**Request**
Each line should be copied exactly.

**Provided entries**
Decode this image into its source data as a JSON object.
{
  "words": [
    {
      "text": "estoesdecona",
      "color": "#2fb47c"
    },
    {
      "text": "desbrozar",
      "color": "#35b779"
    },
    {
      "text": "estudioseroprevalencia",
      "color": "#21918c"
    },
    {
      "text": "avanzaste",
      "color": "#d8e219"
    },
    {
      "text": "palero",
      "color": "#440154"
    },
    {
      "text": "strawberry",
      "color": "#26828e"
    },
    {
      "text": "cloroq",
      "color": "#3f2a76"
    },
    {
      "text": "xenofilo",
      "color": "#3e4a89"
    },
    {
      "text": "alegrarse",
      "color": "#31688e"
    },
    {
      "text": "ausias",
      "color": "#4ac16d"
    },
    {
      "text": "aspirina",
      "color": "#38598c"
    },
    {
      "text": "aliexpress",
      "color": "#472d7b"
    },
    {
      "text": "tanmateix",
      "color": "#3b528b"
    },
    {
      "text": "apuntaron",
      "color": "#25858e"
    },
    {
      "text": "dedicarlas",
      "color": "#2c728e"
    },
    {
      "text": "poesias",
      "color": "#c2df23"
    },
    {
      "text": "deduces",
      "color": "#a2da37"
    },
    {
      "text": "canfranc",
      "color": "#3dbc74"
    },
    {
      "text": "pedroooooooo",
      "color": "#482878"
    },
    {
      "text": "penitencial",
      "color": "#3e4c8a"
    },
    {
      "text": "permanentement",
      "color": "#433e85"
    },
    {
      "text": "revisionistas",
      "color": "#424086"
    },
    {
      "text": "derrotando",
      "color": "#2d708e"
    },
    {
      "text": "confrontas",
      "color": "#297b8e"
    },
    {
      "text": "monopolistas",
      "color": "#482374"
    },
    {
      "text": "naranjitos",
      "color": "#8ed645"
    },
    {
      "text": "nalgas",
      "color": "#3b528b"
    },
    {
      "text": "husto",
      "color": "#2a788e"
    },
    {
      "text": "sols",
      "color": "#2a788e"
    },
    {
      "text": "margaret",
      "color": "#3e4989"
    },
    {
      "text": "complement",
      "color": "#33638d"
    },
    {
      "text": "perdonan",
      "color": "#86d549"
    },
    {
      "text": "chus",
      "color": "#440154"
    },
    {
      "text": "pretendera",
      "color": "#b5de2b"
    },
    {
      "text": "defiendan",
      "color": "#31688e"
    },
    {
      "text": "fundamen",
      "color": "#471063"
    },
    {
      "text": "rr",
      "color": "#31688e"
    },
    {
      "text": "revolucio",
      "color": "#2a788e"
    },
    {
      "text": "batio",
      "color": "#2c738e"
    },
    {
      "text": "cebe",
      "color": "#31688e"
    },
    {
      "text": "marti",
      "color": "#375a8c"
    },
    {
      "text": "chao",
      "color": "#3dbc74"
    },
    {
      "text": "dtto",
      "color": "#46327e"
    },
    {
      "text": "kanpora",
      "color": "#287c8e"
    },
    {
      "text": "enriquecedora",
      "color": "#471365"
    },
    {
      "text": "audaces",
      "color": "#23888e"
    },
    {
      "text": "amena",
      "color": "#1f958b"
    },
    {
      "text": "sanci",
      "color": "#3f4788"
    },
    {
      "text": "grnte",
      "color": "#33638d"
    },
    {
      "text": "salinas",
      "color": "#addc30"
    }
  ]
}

**Answer to this task**
Decode this image into its source data as a JSON object.
{
  "words": [
    {
      "text": "estoesdecona",
      "color": "#2fb47c"
    },
    {
      "text": "desbrozar",
      "color": "#35b779"
    },
    {
      "text": "estudioseroprevalencia",
      "color": "#21918c"
    },
    {
      "text": "avanzaste",
      "color": "#d8e219"
    },
    {
      "text": "palero",
      "color": "#440154"
    },
    {
      "text": "strawberry",
      "color": "#26828e"
    },
    {
      "text": "cloroq",
      "color": "#3f2a76"
    },
    {
      "text": "xenofilo",
      "color": "#3e4a89"
    },
    {
      "text": "alegrarse",
      "color": "#31688e"
    },
    {
      "text": "ausias",
      "color": "#4ac16d"
    },
    {
      "text": "aspirina",
      "color": "#38598c"
    },
    {
      "text": "aliexpress",
      "color": "#472d7b"
    },
    {
      "text": "tanmateix",
      "color": "#3b528b"
    },
    {
      "text": "apuntaron",
      "color": "#25858e"
    },
    {
      "text": "dedicarlas",
      "color": "#2c728e"
    },
    {
      "text": "poesias",
      "color": "#c2df23"
    },
    {
      "text": "deduces",
      "color": "#a2da37"
    },
    {
      "text": "canfranc",
      "color": "#3dbc74"
    },
    {
      "text": "pedroooooooo",
      "color": "#482878"
    },
    {
      "text": "penitencial",
      "color": "#3e4c8a"
    },
    {
      "text": "permanentement",
      "color": "#433e85"
    },
    {
      "text": "revisionistas",
      "color": "#424086"
    },
    {
      "text": "derrotando",
      "color": "#2d708e"
    },
    {
      "text": "confrontas",
      "color": "#297b8e"
    },
    {
      "text": "monopolistas",
      "color": "#482374"
    },
    {
      "text": "naranjitos",
      "color": "#8ed645"
    },
    {
      "text": "nalgas",
      "color": "#3b528b"
    },
    {
      "text": "husto",
      "color": "#2a788e"
    },
    {
      "text": "sols",
      "color": "#2a788e"
    },
    {
      "text": "margaret",
      "color": "#3e4989"
    },
    {
      "text": "complement",
      "color": "#33638d"
    },
    {
      "text": "perdonan",
      "color": "#86d549"
    },
    {
      "text": "chus",
      "color": "#440154"
    },
    {
      "text": "pretendera",
      "color": "#b5de2b"
    },
    {
      "text": "defiendan",
      "color": "#31688e"
    },
    {
      "text": "fundamen",
      "color": "#471063"
    },
    {
      "text": "rr",
      "color": "#31688e"
    },
    {
      "text": "revolucio",
      "color": "#2a788e"
    },
    {
      "text": "batio",
      "color": "#2c738e"
    },
    {
      "text": "cebe",
      "color": "#31688e"
    },
    {
      "text": "marti",
      "color": "#375a8c"
    },
    {
      "text": "chao",
      "color": "#3dbc74"
    },
    {
      "text": "dtto",
      "color": "#46327e"
    },
    {
      "text": "kanpora",
      "color": "#287c8e"
    },
    {
      "text": "enriquecedora",
      "color": "#471365"
    },
    {
      "text": "audaces",
      "color": "#23888e"
    },
    {
      "text": "amena",
      "color": "#1f958b"
    },
    {
      "text": "sanci",
      "color": "#3f4788"
    },
    {
      "text": "grnte",
      "color": "#33638d"
    },
    {
      "text": "salinas",
      "color": "#addc30"
    }
  ]
}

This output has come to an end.